WHAT TO PRODUCE - Restate all of the entries exactly, dropping any pictures they hold.

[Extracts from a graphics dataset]

— BEGIN —

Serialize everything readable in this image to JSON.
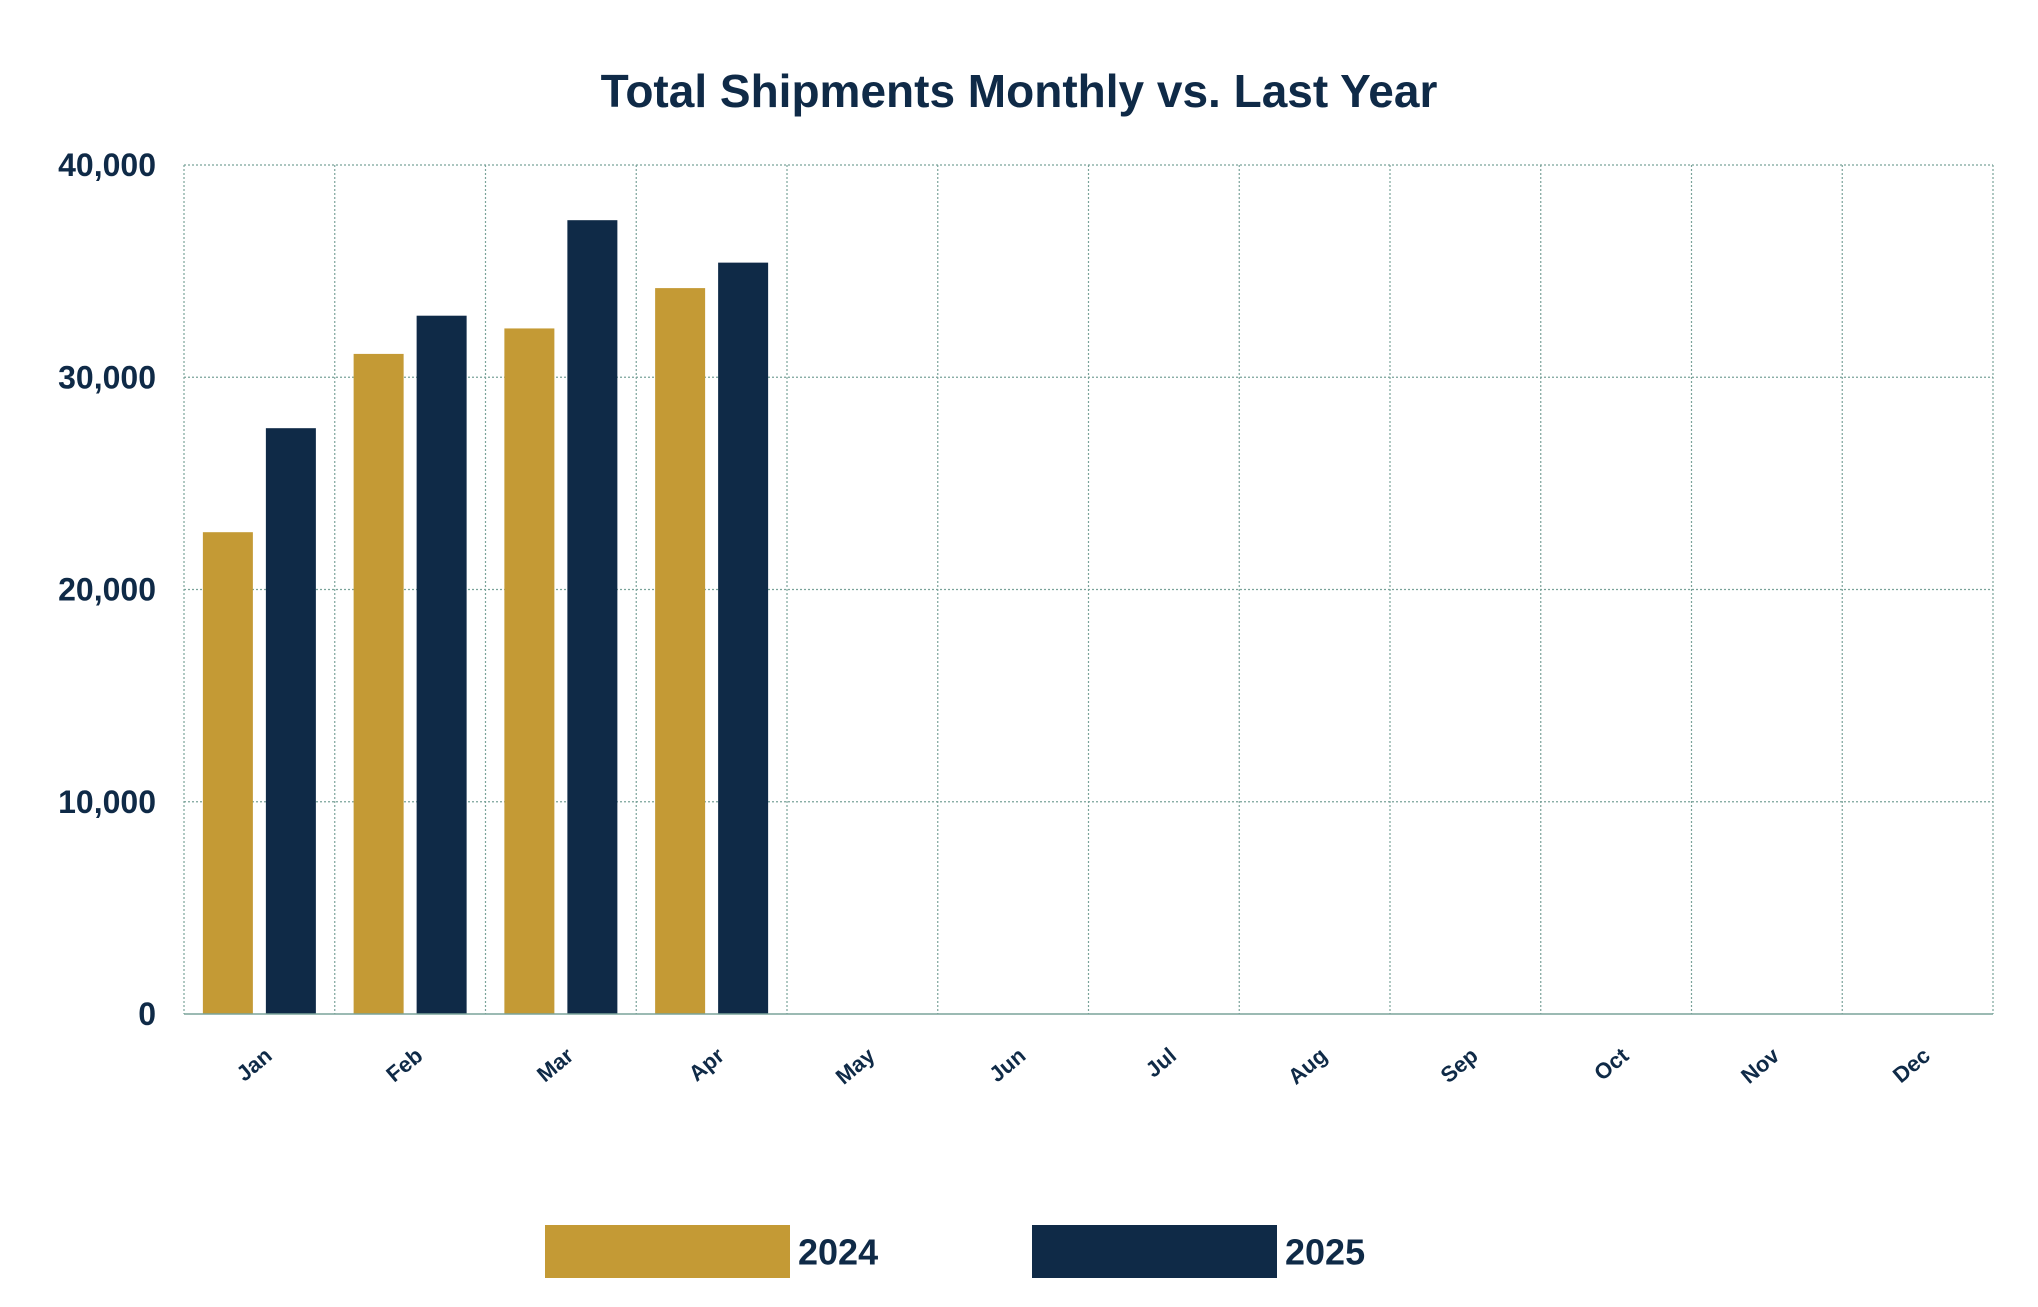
{
  "colors": {
    "series_2024": "#c49a35",
    "series_2025": "#0f2a47",
    "text": "#0f2a47",
    "grid": "#7aa39a",
    "axis": "#7aa39a"
  },
  "chart_data": {
    "type": "bar",
    "title": "Total Shipments Monthly vs. Last Year",
    "xlabel": "",
    "ylabel": "",
    "categories": [
      "Jan",
      "Feb",
      "Mar",
      "Apr",
      "May",
      "Jun",
      "Jul",
      "Aug",
      "Sep",
      "Oct",
      "Nov",
      "Dec"
    ],
    "series": [
      {
        "name": "2024",
        "color": "#c49a35",
        "values": [
          22700,
          31100,
          32300,
          34200,
          null,
          null,
          null,
          null,
          null,
          null,
          null,
          null
        ]
      },
      {
        "name": "2025",
        "color": "#0f2a47",
        "values": [
          27600,
          32900,
          37400,
          35400,
          null,
          null,
          null,
          null,
          null,
          null,
          null,
          null
        ]
      }
    ],
    "yticks": [
      0,
      10000,
      20000,
      30000,
      40000
    ],
    "ytick_labels": [
      "0",
      "10,000",
      "20,000",
      "30,000",
      "40,000"
    ],
    "ylim": [
      0,
      40000
    ],
    "grid": true,
    "legend_position": "bottom-center"
  }
}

— END —

FINISHED TASK -
Serialize everything readable in this image to JSON.
{
  "colors": {
    "series_2024": "#c49a35",
    "series_2025": "#0f2a47",
    "text": "#0f2a47",
    "grid": "#7aa39a",
    "axis": "#7aa39a"
  },
  "chart_data": {
    "type": "bar",
    "title": "Total Shipments Monthly vs. Last Year",
    "xlabel": "",
    "ylabel": "",
    "categories": [
      "Jan",
      "Feb",
      "Mar",
      "Apr",
      "May",
      "Jun",
      "Jul",
      "Aug",
      "Sep",
      "Oct",
      "Nov",
      "Dec"
    ],
    "series": [
      {
        "name": "2024",
        "color": "#c49a35",
        "values": [
          22700,
          31100,
          32300,
          34200,
          null,
          null,
          null,
          null,
          null,
          null,
          null,
          null
        ]
      },
      {
        "name": "2025",
        "color": "#0f2a47",
        "values": [
          27600,
          32900,
          37400,
          35400,
          null,
          null,
          null,
          null,
          null,
          null,
          null,
          null
        ]
      }
    ],
    "yticks": [
      0,
      10000,
      20000,
      30000,
      40000
    ],
    "ytick_labels": [
      "0",
      "10,000",
      "20,000",
      "30,000",
      "40,000"
    ],
    "ylim": [
      0,
      40000
    ],
    "grid": true,
    "legend_position": "bottom-center"
  }
}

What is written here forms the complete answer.